● **SET PROBLEM**: Output all of the entries exactly as written.

— Start INPUT DATA —

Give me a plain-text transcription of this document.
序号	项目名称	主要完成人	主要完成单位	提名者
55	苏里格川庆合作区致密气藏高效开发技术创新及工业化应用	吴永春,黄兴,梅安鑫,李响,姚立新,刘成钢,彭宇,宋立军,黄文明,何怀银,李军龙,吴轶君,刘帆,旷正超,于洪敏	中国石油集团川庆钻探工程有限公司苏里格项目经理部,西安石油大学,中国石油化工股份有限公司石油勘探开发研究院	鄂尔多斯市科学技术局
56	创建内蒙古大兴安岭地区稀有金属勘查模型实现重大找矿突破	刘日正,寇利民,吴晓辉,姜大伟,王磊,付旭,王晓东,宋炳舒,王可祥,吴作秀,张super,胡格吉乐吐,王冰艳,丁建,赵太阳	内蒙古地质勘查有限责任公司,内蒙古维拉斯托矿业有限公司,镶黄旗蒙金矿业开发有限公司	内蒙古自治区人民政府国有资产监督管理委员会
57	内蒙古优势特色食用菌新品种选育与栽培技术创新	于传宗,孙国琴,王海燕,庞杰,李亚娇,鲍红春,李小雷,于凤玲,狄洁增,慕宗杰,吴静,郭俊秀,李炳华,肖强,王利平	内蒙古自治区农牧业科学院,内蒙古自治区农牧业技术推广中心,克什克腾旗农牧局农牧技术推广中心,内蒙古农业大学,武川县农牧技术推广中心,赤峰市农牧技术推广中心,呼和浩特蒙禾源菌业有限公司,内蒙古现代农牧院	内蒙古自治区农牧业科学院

— End INPUT DATA —

● **EXERCISE RESPONSE**:
Give me a plain-text transcription of this document.
序号	项目名称	主要完成人	主要完成单位	提名者
55	苏里格川庆合作区致密气藏高效开发技术创新及工业化应用	吴永春,黄兴,梅安鑫,李响,姚立新,刘成钢,彭宇,宋立军,黄文明,何怀银,李军龙,吴轶君,刘帆,旷正超,于洪敏	中国石油集团川庆钻探工程有限公司苏里格项目经理部,西安石油大学,中国石油化工股份有限公司石油勘探开发研究院	鄂尔多斯市科学技术局
56	创建内蒙古大兴安岭地区稀有金属勘查模型实现重大找矿突破	刘日正,寇利民,吴晓辉,姜大伟,王磊,付旭,王晓东,宋炳舒,王可祥,吴作秀,张super,胡格吉乐吐,王冰艳,丁建,赵太阳	内蒙古地质勘查有限责任公司,内蒙古维拉斯托矿业有限公司,镶黄旗蒙金矿业开发有限公司	内蒙古自治区人民政府国有资产监督管理委员会
57	内蒙古优势特色食用菌新品种选育与栽培技术创新	于传宗,孙国琴,王海燕,庞杰,李亚娇,鲍红春,李小雷,于凤玲,狄洁增,慕宗杰,吴静,郭俊秀,李炳华,肖强,王利平	内蒙古自治区农牧业科学院,内蒙古自治区农牧业技术推广中心,克什克腾旗农牧局农牧技术推广中心,内蒙古农业大学,武川县农牧技术推广中心,赤峰市农牧技术推广中心,呼和浩特蒙禾源菌业有限公司,内蒙古现代农牧院	内蒙古自治区农牧业科学院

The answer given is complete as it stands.